Records from a data collection:
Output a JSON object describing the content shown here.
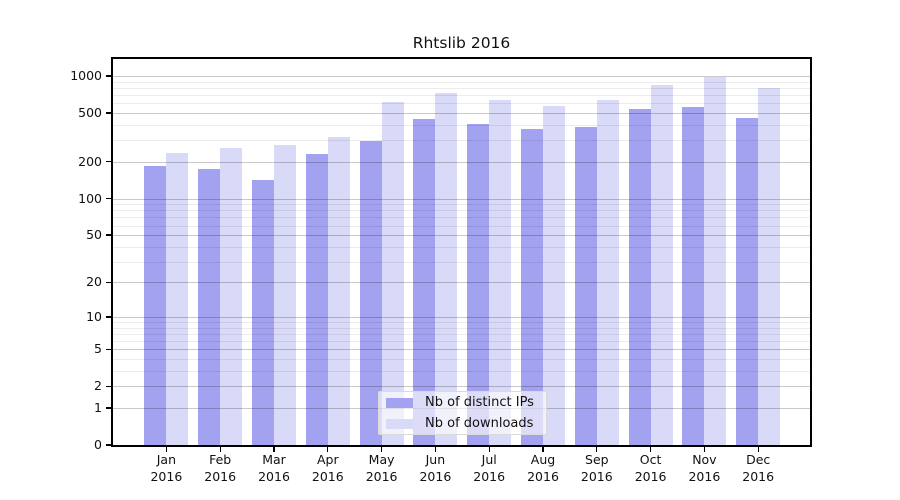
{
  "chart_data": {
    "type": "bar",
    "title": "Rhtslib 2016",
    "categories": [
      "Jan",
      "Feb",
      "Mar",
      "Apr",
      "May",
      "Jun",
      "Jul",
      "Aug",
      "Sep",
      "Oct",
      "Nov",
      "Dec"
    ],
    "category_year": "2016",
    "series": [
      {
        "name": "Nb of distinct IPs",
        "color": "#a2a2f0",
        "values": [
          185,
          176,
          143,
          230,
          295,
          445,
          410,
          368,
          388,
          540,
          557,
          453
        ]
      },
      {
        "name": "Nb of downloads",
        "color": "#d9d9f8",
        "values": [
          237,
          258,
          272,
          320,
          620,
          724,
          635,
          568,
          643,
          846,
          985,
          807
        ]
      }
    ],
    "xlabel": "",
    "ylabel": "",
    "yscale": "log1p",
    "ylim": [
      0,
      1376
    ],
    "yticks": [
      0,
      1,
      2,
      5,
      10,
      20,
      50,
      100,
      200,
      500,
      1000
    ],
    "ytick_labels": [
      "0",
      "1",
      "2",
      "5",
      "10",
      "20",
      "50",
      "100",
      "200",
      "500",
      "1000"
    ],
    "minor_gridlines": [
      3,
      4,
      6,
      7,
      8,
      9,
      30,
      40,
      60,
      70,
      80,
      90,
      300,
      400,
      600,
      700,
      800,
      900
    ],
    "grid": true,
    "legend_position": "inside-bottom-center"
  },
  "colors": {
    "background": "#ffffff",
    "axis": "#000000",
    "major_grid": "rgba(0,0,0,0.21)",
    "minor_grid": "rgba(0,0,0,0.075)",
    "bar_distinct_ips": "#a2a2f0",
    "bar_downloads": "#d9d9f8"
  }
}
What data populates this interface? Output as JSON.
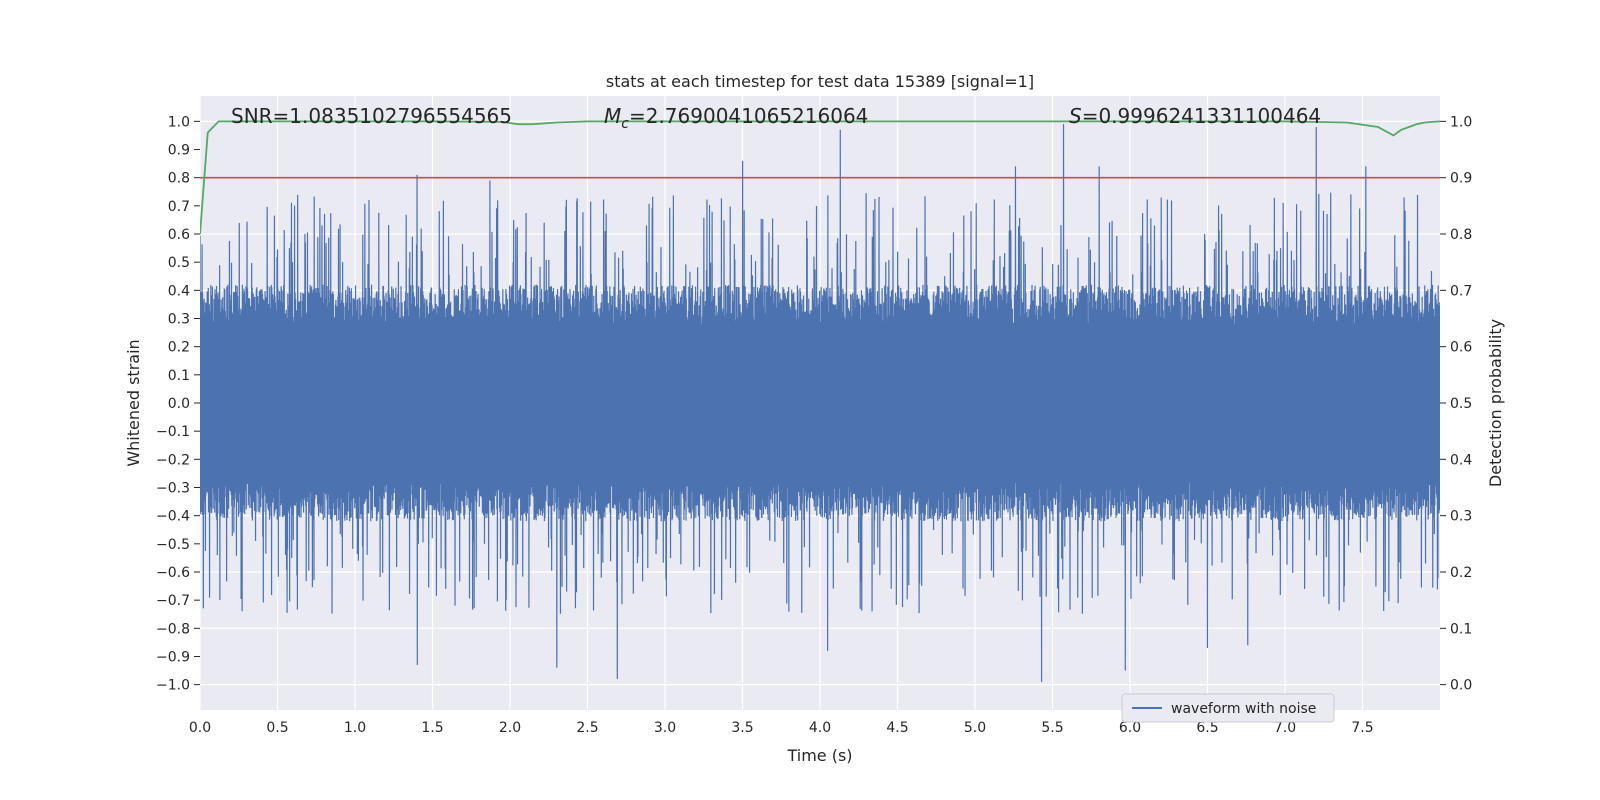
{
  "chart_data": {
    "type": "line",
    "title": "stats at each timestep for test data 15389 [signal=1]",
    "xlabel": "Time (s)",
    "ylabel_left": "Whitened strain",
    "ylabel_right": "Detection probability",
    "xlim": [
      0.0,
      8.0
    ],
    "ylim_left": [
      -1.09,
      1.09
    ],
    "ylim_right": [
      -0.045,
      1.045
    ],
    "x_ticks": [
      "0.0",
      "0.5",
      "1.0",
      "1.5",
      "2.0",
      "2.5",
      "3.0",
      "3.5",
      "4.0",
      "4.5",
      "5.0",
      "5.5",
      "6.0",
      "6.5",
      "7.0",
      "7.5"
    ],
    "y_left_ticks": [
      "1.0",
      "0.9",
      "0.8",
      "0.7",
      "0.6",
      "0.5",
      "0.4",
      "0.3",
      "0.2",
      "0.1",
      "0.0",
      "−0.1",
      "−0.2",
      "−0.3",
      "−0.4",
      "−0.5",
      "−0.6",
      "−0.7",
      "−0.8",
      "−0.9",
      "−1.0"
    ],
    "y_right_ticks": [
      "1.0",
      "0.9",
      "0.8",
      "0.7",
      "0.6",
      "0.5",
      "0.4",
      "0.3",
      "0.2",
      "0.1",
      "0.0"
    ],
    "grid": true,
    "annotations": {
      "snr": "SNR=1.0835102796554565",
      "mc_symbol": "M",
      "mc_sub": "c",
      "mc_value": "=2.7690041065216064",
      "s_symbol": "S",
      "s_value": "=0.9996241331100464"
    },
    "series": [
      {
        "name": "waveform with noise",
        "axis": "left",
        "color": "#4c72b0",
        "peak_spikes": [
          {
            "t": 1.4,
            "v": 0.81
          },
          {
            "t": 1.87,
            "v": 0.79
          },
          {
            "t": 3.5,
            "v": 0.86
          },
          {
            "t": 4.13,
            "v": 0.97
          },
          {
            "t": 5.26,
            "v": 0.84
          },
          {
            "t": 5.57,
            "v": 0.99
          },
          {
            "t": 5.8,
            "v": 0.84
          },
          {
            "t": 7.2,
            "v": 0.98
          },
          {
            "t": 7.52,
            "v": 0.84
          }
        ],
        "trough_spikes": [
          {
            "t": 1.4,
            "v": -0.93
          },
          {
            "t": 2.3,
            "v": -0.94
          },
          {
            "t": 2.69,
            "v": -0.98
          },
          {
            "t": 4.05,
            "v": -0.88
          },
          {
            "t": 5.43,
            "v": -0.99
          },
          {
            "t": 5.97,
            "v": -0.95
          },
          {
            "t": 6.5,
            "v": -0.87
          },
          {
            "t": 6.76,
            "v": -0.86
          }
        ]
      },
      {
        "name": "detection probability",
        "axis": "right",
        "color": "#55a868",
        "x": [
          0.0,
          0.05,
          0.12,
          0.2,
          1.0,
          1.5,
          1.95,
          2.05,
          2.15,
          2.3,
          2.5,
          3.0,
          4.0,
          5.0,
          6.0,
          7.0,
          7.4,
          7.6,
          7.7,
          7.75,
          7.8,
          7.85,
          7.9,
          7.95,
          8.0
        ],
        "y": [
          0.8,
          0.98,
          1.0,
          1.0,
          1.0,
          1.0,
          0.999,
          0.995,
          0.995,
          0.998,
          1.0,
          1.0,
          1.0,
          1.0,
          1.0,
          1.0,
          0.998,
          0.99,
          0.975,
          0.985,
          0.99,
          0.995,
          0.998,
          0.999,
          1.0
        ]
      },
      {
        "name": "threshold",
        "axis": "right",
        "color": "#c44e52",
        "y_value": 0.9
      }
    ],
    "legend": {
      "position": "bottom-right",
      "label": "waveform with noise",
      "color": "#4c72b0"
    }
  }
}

→ **STATED GOAL**
How many lines in the records above contain the word "waveform"? Give only the number.

→ **RESPONSE**
2